* Aim *
Copy the listing from its first line through the line containing "contour-label: 147: [151, 472, 185, 504]", changing every "precipitation-fill" to "precip-fill" and leaving all else unaltered.

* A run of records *
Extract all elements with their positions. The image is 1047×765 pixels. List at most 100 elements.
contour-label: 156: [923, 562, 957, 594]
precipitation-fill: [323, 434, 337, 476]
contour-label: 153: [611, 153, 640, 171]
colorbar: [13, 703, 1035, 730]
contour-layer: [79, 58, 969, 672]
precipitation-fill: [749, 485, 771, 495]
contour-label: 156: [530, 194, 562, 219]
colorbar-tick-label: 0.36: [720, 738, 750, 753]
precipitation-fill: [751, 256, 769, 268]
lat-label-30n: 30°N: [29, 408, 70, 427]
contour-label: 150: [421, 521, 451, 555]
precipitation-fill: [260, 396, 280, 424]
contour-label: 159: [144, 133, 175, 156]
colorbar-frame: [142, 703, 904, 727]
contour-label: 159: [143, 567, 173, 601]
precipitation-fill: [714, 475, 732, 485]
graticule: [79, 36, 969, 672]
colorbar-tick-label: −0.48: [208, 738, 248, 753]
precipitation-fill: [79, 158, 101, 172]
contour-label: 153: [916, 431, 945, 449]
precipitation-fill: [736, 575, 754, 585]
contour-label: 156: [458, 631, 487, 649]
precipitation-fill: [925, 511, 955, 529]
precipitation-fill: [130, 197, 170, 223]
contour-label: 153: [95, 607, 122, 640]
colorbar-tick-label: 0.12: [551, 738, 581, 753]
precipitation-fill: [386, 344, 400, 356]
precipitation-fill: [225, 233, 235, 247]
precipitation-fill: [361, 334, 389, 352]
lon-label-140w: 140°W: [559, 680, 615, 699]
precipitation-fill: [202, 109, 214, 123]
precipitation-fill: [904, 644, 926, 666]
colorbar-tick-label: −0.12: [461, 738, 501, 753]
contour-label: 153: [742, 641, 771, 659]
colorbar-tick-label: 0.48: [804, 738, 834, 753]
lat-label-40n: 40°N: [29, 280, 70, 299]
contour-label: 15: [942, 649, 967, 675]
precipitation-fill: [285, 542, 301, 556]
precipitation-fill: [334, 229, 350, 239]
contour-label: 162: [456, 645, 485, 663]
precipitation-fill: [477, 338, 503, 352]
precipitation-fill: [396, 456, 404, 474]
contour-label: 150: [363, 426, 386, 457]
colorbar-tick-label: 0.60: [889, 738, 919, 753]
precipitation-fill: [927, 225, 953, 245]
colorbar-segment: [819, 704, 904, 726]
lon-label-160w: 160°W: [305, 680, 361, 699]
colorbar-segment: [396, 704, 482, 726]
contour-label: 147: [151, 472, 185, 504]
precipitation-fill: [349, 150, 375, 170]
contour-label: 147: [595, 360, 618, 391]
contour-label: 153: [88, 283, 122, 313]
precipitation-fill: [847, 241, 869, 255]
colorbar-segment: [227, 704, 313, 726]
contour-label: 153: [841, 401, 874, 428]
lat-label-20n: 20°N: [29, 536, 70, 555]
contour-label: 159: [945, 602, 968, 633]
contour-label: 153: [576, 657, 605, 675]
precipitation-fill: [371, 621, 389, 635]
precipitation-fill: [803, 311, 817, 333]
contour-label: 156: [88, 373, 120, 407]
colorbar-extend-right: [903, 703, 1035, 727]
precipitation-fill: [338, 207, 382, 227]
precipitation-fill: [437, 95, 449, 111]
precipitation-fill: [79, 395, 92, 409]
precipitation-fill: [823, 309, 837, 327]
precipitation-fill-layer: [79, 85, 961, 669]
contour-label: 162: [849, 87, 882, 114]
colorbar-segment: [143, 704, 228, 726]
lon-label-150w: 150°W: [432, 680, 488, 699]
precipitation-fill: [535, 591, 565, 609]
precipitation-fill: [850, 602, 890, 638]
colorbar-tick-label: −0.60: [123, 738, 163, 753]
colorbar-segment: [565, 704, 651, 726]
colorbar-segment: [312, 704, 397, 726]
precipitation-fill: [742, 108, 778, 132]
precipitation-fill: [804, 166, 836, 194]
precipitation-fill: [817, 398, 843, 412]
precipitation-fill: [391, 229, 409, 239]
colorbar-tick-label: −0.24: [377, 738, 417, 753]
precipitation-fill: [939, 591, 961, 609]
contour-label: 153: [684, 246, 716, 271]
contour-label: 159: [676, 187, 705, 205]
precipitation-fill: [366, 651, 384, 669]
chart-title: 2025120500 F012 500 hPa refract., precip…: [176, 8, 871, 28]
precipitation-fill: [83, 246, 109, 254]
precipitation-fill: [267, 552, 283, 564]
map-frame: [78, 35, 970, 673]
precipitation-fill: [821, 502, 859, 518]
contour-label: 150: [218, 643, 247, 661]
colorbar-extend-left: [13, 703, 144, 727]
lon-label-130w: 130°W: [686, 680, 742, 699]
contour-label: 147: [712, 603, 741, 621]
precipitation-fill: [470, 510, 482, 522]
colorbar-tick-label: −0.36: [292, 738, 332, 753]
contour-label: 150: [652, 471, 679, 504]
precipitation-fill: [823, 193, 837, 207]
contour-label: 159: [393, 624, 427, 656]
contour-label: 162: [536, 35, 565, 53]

* Solution to the problem *
Extract all elements with their positions. The image is 1047×765 pixels. List at most 100 elements.
contour-label: 156: [923, 562, 957, 594]
precip-fill: [323, 434, 337, 476]
contour-label: 153: [611, 153, 640, 171]
colorbar: [13, 703, 1035, 730]
contour-layer: [79, 58, 969, 672]
precip-fill: [749, 485, 771, 495]
contour-label: 156: [530, 194, 562, 219]
colorbar-tick-label: 0.36: [720, 738, 750, 753]
precip-fill: [751, 256, 769, 268]
lat-label-30n: 30°N: [29, 408, 70, 427]
contour-label: 150: [421, 521, 451, 555]
precip-fill: [260, 396, 280, 424]
contour-label: 159: [144, 133, 175, 156]
colorbar-frame: [142, 703, 904, 727]
contour-label: 159: [143, 567, 173, 601]
precip-fill: [714, 475, 732, 485]
graticule: [79, 36, 969, 672]
colorbar-tick-label: −0.48: [208, 738, 248, 753]
precip-fill: [79, 158, 101, 172]
contour-label: 153: [916, 431, 945, 449]
precip-fill: [736, 575, 754, 585]
contour-label: 156: [458, 631, 487, 649]
precip-fill: [925, 511, 955, 529]
precip-fill: [130, 197, 170, 223]
contour-label: 153: [95, 607, 122, 640]
colorbar-tick-label: 0.12: [551, 738, 581, 753]
precip-fill: [386, 344, 400, 356]
precip-fill: [225, 233, 235, 247]
precip-fill: [361, 334, 389, 352]
lon-label-140w: 140°W: [559, 680, 615, 699]
precip-fill: [202, 109, 214, 123]
precip-fill: [904, 644, 926, 666]
colorbar-tick-label: −0.12: [461, 738, 501, 753]
contour-label: 153: [742, 641, 771, 659]
colorbar-tick-label: 0.48: [804, 738, 834, 753]
lat-label-40n: 40°N: [29, 280, 70, 299]
contour-label: 15: [942, 649, 967, 675]
precip-fill: [285, 542, 301, 556]
precip-fill: [334, 229, 350, 239]
contour-label: 162: [456, 645, 485, 663]
precip-fill: [477, 338, 503, 352]
precip-fill: [396, 456, 404, 474]
contour-label: 150: [363, 426, 386, 457]
colorbar-tick-label: 0.60: [889, 738, 919, 753]
precip-fill: [927, 225, 953, 245]
colorbar-segment: [819, 704, 904, 726]
lon-label-160w: 160°W: [305, 680, 361, 699]
colorbar-segment: [396, 704, 482, 726]
contour-label: 147: [151, 472, 185, 504]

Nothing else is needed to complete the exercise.